DO THIS
Determine how many lines carry the word "reviews". Output that number only.

STORED DATA
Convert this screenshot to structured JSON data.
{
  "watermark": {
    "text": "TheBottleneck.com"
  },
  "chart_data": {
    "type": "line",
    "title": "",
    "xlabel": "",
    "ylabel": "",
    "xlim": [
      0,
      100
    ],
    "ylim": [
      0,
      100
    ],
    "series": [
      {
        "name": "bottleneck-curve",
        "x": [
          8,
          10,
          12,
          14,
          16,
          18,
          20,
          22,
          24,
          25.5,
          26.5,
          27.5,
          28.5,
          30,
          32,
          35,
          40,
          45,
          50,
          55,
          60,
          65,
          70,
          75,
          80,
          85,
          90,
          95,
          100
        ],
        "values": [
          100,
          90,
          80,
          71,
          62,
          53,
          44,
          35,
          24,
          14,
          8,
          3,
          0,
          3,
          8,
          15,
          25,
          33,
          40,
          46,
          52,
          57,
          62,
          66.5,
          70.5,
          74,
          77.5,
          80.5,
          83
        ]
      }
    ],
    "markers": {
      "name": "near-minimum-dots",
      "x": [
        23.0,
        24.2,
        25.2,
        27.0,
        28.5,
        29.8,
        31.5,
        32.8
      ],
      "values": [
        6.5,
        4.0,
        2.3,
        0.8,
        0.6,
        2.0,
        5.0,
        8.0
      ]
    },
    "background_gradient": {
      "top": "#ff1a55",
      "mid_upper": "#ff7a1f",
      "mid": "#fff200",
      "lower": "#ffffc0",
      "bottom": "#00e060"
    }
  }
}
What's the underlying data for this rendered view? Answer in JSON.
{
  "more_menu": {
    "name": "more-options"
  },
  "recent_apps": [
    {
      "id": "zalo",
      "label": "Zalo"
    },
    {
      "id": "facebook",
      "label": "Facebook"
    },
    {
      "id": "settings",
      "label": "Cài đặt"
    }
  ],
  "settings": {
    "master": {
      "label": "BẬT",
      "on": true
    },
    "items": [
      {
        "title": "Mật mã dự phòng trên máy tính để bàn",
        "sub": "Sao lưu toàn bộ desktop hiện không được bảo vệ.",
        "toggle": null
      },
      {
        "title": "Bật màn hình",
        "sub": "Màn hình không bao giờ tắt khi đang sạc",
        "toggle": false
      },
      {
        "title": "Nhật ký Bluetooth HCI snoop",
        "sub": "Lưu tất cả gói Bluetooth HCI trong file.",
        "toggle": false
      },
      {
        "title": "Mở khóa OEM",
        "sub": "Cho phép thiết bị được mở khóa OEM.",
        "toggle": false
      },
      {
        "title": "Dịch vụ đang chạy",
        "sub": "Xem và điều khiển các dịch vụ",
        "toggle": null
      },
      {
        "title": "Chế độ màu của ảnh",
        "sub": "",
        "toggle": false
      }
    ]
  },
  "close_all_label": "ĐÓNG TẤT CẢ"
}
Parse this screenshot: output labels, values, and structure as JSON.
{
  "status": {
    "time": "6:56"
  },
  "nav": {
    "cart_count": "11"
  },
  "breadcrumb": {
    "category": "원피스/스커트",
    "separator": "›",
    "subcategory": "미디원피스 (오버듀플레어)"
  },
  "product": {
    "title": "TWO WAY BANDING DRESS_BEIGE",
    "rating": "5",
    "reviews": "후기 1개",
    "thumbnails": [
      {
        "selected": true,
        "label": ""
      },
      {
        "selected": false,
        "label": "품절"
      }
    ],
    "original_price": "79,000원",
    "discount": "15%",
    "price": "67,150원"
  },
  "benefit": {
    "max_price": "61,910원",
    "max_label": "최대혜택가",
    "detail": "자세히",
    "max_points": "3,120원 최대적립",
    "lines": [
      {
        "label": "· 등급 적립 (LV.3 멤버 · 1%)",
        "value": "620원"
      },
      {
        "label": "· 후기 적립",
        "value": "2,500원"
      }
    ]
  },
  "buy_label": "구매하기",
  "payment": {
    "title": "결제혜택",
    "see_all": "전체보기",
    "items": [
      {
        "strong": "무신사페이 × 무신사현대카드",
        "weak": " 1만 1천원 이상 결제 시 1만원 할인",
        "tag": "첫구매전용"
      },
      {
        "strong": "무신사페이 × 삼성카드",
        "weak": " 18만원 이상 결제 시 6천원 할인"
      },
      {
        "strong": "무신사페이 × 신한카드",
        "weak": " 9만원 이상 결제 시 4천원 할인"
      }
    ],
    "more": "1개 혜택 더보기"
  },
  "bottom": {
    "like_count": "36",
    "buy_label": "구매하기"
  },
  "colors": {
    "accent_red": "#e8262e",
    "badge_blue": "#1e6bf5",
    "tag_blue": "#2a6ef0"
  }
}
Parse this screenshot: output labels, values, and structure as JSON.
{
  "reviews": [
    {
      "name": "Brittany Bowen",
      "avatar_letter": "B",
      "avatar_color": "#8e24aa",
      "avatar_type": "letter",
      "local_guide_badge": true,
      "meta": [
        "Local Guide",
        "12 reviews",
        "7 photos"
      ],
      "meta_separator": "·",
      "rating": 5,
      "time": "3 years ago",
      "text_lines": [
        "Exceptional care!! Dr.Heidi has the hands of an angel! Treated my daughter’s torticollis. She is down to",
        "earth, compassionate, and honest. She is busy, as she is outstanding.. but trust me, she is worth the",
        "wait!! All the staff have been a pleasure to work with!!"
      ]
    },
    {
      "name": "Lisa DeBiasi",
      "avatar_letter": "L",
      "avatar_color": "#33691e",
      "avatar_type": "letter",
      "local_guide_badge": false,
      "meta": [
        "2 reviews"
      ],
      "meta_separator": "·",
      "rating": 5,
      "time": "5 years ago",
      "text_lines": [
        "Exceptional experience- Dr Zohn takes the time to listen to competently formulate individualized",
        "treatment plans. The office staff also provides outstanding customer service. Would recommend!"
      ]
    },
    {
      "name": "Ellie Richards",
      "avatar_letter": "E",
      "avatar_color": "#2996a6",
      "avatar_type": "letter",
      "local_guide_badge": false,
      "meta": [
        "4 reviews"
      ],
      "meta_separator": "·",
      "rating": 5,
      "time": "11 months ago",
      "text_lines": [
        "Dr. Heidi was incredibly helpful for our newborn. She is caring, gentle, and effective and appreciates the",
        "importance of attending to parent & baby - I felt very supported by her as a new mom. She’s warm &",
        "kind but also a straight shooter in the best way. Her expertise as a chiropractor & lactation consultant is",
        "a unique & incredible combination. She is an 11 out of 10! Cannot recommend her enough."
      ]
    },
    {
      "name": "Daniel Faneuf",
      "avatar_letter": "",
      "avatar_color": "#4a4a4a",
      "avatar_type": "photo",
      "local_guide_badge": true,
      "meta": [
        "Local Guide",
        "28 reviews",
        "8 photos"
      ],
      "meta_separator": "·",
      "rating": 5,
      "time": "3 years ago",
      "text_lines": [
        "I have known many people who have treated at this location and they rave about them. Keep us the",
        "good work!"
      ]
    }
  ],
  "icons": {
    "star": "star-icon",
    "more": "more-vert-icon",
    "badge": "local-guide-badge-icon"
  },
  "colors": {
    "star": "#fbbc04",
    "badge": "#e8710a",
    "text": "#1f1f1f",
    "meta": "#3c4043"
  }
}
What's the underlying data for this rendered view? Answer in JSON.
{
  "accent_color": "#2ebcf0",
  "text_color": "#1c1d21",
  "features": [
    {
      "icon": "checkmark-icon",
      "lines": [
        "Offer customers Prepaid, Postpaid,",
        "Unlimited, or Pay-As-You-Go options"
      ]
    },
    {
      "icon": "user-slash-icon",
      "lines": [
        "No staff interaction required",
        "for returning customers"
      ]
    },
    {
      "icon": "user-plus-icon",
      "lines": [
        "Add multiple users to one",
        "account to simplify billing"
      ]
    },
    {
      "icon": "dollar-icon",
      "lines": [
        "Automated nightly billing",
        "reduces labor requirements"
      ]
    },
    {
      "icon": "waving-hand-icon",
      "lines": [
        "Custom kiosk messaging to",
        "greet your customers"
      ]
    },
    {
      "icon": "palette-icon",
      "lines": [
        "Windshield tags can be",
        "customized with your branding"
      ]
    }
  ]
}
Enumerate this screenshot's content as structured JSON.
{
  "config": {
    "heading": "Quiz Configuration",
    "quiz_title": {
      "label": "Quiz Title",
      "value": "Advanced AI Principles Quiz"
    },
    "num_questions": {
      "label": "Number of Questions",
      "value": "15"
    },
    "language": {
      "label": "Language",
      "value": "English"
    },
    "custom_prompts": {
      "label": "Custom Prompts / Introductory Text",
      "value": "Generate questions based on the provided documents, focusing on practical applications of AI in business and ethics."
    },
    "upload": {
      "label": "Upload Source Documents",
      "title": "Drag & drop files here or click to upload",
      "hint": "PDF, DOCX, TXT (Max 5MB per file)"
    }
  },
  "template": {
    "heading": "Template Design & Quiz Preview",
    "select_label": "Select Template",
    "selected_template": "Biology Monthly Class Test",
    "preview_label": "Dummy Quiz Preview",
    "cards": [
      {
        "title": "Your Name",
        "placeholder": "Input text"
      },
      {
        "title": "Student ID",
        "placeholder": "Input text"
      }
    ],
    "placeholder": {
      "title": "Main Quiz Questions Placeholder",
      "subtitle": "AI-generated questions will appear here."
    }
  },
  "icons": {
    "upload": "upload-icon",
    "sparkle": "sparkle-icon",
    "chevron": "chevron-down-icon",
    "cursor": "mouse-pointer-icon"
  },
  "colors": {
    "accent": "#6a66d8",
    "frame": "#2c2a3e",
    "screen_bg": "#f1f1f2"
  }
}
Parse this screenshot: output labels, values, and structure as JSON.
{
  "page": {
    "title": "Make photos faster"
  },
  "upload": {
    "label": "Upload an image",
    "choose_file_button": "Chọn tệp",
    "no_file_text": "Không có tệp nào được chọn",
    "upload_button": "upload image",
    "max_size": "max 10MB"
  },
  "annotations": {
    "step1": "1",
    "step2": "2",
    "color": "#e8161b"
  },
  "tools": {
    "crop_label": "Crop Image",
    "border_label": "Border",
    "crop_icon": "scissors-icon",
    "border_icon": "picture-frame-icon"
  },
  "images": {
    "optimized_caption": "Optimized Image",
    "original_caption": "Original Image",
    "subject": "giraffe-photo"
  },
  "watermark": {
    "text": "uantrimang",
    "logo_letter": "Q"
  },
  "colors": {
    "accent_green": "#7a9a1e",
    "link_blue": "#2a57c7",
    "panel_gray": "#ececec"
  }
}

TASK SOLUTION
6